*Set task*. Output the entries verbatim, including every line.

Part of a data file:
#####

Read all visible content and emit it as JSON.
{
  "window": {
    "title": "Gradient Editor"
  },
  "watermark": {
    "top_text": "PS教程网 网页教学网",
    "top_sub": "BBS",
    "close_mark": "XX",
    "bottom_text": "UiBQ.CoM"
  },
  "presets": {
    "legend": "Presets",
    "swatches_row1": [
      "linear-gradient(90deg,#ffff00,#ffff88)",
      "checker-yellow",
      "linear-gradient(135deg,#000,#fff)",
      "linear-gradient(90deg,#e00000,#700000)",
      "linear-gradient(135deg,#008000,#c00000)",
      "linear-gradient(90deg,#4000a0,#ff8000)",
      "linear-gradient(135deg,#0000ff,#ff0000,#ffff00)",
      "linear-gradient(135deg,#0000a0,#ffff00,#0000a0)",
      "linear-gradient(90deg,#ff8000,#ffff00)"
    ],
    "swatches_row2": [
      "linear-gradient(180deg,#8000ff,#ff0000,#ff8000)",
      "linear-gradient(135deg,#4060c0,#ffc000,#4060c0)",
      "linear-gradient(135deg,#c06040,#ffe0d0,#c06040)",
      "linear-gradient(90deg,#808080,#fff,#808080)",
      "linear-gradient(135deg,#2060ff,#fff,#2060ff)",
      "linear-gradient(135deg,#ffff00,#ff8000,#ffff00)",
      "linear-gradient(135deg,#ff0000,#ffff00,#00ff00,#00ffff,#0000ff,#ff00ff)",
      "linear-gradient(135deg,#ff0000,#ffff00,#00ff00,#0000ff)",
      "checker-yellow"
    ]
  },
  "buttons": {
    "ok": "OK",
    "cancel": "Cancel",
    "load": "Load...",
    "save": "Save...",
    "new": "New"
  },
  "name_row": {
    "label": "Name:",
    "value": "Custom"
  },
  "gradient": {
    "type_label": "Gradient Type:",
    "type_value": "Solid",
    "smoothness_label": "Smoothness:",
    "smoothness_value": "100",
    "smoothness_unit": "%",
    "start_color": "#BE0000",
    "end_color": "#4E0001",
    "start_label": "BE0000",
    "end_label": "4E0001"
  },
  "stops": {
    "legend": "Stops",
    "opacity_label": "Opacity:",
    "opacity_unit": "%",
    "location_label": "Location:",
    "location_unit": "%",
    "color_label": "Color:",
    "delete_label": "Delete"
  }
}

#####

*Output for this exercise*.
Read all visible content and emit it as JSON.
{
  "window": {
    "title": "Gradient Editor"
  },
  "watermark": {
    "top_text": "PS教程网 网页教学网",
    "top_sub": "BBS",
    "close_mark": "XX",
    "bottom_text": "UiBQ.CoM"
  },
  "presets": {
    "legend": "Presets",
    "swatches_row1": [
      "linear-gradient(90deg,#ffff00,#ffff88)",
      "checker-yellow",
      "linear-gradient(135deg,#000,#fff)",
      "linear-gradient(90deg,#e00000,#700000)",
      "linear-gradient(135deg,#008000,#c00000)",
      "linear-gradient(90deg,#4000a0,#ff8000)",
      "linear-gradient(135deg,#0000ff,#ff0000,#ffff00)",
      "linear-gradient(135deg,#0000a0,#ffff00,#0000a0)",
      "linear-gradient(90deg,#ff8000,#ffff00)"
    ],
    "swatches_row2": [
      "linear-gradient(180deg,#8000ff,#ff0000,#ff8000)",
      "linear-gradient(135deg,#4060c0,#ffc000,#4060c0)",
      "linear-gradient(135deg,#c06040,#ffe0d0,#c06040)",
      "linear-gradient(90deg,#808080,#fff,#808080)",
      "linear-gradient(135deg,#2060ff,#fff,#2060ff)",
      "linear-gradient(135deg,#ffff00,#ff8000,#ffff00)",
      "linear-gradient(135deg,#ff0000,#ffff00,#00ff00,#00ffff,#0000ff,#ff00ff)",
      "linear-gradient(135deg,#ff0000,#ffff00,#00ff00,#0000ff)",
      "checker-yellow"
    ]
  },
  "buttons": {
    "ok": "OK",
    "cancel": "Cancel",
    "load": "Load...",
    "save": "Save...",
    "new": "New"
  },
  "name_row": {
    "label": "Name:",
    "value": "Custom"
  },
  "gradient": {
    "type_label": "Gradient Type:",
    "type_value": "Solid",
    "smoothness_label": "Smoothness:",
    "smoothness_value": "100",
    "smoothness_unit": "%",
    "start_color": "#BE0000",
    "end_color": "#4E0001",
    "start_label": "BE0000",
    "end_label": "4E0001"
  },
  "stops": {
    "legend": "Stops",
    "opacity_label": "Opacity:",
    "opacity_unit": "%",
    "location_label": "Location:",
    "location_unit": "%",
    "color_label": "Color:",
    "delete_label": "Delete"
  }
}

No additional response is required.